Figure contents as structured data
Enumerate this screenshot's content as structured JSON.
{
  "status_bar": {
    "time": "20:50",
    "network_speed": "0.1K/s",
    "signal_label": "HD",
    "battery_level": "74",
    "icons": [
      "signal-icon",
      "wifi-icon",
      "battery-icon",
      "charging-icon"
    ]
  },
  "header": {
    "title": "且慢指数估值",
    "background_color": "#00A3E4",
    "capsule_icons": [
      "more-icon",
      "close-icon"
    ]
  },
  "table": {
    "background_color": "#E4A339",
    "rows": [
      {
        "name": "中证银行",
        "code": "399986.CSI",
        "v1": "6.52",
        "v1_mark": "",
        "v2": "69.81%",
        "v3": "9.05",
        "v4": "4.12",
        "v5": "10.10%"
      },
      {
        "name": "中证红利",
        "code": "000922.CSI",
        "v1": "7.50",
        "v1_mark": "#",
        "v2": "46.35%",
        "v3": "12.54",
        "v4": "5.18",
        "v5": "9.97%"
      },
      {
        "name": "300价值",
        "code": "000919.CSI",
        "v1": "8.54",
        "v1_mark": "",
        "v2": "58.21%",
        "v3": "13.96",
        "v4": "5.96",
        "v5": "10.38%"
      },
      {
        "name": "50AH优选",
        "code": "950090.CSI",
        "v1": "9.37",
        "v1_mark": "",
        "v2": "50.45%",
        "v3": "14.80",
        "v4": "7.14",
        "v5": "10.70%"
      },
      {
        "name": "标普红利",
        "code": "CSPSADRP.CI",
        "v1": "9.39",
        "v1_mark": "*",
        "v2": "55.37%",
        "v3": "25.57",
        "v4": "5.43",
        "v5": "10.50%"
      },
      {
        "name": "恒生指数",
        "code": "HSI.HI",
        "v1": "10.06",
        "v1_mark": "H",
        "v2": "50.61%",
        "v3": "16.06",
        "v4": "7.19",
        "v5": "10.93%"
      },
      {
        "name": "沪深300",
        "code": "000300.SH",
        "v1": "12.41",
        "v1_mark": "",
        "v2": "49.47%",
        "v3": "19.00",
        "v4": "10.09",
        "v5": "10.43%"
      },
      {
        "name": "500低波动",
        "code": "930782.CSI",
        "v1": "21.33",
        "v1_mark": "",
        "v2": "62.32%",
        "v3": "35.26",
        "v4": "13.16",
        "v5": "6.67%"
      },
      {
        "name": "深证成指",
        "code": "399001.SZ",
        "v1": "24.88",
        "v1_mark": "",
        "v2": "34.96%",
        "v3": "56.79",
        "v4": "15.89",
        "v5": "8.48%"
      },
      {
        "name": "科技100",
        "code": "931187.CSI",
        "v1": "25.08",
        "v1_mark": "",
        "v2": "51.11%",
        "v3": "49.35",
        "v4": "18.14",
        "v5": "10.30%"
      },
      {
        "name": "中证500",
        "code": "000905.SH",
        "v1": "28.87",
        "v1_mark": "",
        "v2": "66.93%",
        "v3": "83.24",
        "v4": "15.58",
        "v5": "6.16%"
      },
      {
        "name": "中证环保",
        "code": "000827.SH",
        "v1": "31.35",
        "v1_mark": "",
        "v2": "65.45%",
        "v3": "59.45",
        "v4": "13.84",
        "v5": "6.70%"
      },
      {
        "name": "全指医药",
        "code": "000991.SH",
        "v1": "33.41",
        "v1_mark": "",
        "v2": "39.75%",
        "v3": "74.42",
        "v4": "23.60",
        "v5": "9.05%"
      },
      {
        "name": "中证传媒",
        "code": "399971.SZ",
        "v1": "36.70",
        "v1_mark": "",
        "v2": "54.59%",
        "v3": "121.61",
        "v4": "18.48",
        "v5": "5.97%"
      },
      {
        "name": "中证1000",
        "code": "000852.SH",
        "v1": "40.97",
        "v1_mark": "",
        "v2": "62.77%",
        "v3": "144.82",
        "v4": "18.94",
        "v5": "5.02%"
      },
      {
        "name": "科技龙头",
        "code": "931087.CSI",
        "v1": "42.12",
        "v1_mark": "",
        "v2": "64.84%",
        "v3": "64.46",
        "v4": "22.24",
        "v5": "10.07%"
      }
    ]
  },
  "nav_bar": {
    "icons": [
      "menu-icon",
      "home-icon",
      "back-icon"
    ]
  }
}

= AIM =
Please reproduce all of the entries exactly as they stand.

= WRITTEN RESPONSE =
Enumerate this screenshot's content as structured JSON.
{
  "status_bar": {
    "time": "20:50",
    "network_speed": "0.1K/s",
    "signal_label": "HD",
    "battery_level": "74",
    "icons": [
      "signal-icon",
      "wifi-icon",
      "battery-icon",
      "charging-icon"
    ]
  },
  "header": {
    "title": "且慢指数估值",
    "background_color": "#00A3E4",
    "capsule_icons": [
      "more-icon",
      "close-icon"
    ]
  },
  "table": {
    "background_color": "#E4A339",
    "rows": [
      {
        "name": "中证银行",
        "code": "399986.CSI",
        "v1": "6.52",
        "v1_mark": "",
        "v2": "69.81%",
        "v3": "9.05",
        "v4": "4.12",
        "v5": "10.10%"
      },
      {
        "name": "中证红利",
        "code": "000922.CSI",
        "v1": "7.50",
        "v1_mark": "#",
        "v2": "46.35%",
        "v3": "12.54",
        "v4": "5.18",
        "v5": "9.97%"
      },
      {
        "name": "300价值",
        "code": "000919.CSI",
        "v1": "8.54",
        "v1_mark": "",
        "v2": "58.21%",
        "v3": "13.96",
        "v4": "5.96",
        "v5": "10.38%"
      },
      {
        "name": "50AH优选",
        "code": "950090.CSI",
        "v1": "9.37",
        "v1_mark": "",
        "v2": "50.45%",
        "v3": "14.80",
        "v4": "7.14",
        "v5": "10.70%"
      },
      {
        "name": "标普红利",
        "code": "CSPSADRP.CI",
        "v1": "9.39",
        "v1_mark": "*",
        "v2": "55.37%",
        "v3": "25.57",
        "v4": "5.43",
        "v5": "10.50%"
      },
      {
        "name": "恒生指数",
        "code": "HSI.HI",
        "v1": "10.06",
        "v1_mark": "H",
        "v2": "50.61%",
        "v3": "16.06",
        "v4": "7.19",
        "v5": "10.93%"
      },
      {
        "name": "沪深300",
        "code": "000300.SH",
        "v1": "12.41",
        "v1_mark": "",
        "v2": "49.47%",
        "v3": "19.00",
        "v4": "10.09",
        "v5": "10.43%"
      },
      {
        "name": "500低波动",
        "code": "930782.CSI",
        "v1": "21.33",
        "v1_mark": "",
        "v2": "62.32%",
        "v3": "35.26",
        "v4": "13.16",
        "v5": "6.67%"
      },
      {
        "name": "深证成指",
        "code": "399001.SZ",
        "v1": "24.88",
        "v1_mark": "",
        "v2": "34.96%",
        "v3": "56.79",
        "v4": "15.89",
        "v5": "8.48%"
      },
      {
        "name": "科技100",
        "code": "931187.CSI",
        "v1": "25.08",
        "v1_mark": "",
        "v2": "51.11%",
        "v3": "49.35",
        "v4": "18.14",
        "v5": "10.30%"
      },
      {
        "name": "中证500",
        "code": "000905.SH",
        "v1": "28.87",
        "v1_mark": "",
        "v2": "66.93%",
        "v3": "83.24",
        "v4": "15.58",
        "v5": "6.16%"
      },
      {
        "name": "中证环保",
        "code": "000827.SH",
        "v1": "31.35",
        "v1_mark": "",
        "v2": "65.45%",
        "v3": "59.45",
        "v4": "13.84",
        "v5": "6.70%"
      },
      {
        "name": "全指医药",
        "code": "000991.SH",
        "v1": "33.41",
        "v1_mark": "",
        "v2": "39.75%",
        "v3": "74.42",
        "v4": "23.60",
        "v5": "9.05%"
      },
      {
        "name": "中证传媒",
        "code": "399971.SZ",
        "v1": "36.70",
        "v1_mark": "",
        "v2": "54.59%",
        "v3": "121.61",
        "v4": "18.48",
        "v5": "5.97%"
      },
      {
        "name": "中证1000",
        "code": "000852.SH",
        "v1": "40.97",
        "v1_mark": "",
        "v2": "62.77%",
        "v3": "144.82",
        "v4": "18.94",
        "v5": "5.02%"
      },
      {
        "name": "科技龙头",
        "code": "931087.CSI",
        "v1": "42.12",
        "v1_mark": "",
        "v2": "64.84%",
        "v3": "64.46",
        "v4": "22.24",
        "v5": "10.07%"
      }
    ]
  },
  "nav_bar": {
    "icons": [
      "menu-icon",
      "home-icon",
      "back-icon"
    ]
  }
}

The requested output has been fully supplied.